**INFORMATION PROVIDED**

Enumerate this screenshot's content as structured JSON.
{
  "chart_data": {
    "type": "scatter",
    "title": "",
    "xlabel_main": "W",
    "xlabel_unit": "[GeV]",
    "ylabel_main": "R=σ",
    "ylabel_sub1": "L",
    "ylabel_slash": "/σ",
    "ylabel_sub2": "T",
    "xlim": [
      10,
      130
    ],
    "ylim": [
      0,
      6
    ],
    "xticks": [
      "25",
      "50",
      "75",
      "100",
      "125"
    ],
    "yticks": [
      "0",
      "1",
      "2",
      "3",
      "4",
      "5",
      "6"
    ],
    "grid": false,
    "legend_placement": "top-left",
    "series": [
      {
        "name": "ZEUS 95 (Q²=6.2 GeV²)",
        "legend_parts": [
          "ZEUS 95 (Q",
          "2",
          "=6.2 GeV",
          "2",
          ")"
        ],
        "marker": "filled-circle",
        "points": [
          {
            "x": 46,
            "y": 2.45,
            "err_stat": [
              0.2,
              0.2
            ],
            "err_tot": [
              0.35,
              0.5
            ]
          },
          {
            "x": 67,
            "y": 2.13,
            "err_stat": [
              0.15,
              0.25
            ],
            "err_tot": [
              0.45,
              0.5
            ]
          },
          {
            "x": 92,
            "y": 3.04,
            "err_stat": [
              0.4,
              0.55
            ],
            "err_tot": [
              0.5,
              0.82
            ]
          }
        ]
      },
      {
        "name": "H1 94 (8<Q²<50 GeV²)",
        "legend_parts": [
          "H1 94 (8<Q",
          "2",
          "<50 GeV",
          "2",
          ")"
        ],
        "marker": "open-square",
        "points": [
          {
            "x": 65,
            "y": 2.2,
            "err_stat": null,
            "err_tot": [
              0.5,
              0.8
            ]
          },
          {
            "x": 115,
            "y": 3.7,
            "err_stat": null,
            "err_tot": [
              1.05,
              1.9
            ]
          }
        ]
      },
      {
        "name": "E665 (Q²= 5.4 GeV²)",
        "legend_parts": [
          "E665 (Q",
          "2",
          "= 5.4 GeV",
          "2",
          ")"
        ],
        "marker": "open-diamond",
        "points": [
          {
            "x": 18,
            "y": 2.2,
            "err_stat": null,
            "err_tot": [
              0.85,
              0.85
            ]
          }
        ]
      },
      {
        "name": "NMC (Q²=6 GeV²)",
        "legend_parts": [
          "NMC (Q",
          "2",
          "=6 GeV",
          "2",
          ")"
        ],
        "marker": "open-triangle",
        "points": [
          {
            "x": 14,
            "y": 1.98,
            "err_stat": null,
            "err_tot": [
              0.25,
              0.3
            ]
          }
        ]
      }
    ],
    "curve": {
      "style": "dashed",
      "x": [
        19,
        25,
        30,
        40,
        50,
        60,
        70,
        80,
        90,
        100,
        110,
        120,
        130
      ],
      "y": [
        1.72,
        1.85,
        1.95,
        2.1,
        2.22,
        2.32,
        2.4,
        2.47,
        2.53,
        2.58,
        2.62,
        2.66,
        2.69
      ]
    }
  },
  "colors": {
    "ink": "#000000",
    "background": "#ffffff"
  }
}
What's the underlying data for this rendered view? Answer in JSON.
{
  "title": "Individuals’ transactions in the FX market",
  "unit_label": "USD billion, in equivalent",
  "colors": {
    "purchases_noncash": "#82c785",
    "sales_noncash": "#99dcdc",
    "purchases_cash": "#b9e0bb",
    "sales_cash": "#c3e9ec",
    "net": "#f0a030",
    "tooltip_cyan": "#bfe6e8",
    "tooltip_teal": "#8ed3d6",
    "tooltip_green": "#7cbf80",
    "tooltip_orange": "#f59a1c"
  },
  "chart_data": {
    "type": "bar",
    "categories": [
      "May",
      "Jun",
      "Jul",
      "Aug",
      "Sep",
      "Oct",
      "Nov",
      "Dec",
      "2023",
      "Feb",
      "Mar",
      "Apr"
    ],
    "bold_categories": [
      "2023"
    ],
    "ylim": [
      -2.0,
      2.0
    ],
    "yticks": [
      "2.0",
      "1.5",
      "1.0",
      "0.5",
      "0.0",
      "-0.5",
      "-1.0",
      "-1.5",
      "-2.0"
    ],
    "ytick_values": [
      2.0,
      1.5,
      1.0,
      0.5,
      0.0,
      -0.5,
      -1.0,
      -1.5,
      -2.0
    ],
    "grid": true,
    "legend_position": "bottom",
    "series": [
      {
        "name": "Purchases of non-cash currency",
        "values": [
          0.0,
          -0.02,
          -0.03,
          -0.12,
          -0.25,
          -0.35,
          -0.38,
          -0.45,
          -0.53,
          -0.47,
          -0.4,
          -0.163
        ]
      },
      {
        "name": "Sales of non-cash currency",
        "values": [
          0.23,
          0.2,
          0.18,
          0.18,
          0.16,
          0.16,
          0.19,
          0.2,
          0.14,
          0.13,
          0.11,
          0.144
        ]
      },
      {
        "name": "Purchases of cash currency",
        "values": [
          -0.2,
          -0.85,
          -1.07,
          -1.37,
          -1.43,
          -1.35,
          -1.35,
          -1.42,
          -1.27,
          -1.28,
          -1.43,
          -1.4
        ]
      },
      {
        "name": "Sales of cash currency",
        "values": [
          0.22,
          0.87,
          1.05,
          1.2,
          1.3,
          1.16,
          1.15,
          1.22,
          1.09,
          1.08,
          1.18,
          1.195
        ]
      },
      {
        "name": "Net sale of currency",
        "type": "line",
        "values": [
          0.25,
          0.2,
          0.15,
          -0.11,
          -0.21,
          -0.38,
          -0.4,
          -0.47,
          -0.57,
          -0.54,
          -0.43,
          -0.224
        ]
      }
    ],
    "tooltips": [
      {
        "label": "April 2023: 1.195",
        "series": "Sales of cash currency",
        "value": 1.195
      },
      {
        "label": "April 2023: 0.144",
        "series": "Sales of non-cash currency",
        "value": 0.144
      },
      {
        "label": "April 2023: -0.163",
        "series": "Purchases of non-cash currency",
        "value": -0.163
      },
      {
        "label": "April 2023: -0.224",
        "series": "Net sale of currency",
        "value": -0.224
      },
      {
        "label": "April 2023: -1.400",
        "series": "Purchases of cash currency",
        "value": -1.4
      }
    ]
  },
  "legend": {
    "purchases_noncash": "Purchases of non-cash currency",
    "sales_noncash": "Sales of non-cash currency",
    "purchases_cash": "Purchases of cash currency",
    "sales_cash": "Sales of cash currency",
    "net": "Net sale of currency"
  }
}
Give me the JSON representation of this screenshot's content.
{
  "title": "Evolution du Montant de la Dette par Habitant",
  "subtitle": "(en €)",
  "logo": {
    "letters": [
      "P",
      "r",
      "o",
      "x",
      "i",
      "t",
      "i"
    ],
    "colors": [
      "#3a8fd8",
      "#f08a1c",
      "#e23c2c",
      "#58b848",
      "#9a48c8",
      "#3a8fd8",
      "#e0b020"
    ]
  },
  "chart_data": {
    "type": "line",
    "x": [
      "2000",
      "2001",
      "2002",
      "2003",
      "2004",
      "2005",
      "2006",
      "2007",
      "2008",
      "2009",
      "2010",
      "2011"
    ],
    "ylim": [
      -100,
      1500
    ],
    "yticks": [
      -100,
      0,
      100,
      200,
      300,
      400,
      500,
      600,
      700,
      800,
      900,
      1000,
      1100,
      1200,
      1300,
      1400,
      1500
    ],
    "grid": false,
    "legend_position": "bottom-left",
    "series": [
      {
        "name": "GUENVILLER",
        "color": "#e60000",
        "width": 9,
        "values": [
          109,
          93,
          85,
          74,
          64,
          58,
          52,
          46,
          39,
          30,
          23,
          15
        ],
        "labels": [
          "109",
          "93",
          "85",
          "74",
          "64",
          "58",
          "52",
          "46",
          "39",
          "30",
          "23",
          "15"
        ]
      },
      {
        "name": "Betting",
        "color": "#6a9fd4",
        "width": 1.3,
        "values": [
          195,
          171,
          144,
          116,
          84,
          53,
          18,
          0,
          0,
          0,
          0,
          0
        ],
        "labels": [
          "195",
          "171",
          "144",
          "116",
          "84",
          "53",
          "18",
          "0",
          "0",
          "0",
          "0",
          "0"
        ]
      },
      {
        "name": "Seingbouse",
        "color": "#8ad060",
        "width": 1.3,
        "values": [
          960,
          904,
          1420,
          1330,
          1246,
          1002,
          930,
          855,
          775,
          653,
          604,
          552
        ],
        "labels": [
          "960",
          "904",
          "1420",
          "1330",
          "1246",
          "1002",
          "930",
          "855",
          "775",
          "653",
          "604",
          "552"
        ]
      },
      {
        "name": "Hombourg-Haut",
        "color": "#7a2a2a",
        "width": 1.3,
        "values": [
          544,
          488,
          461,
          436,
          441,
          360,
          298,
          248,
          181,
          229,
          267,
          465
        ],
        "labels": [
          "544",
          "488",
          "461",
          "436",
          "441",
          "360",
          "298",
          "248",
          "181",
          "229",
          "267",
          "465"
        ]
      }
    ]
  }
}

**DIRECTIONS**
Of the lines in the material, how many contain the word "bottom"? Reply with the number and nothing else.

**RESPONSE TO THIS EXERCISE**
2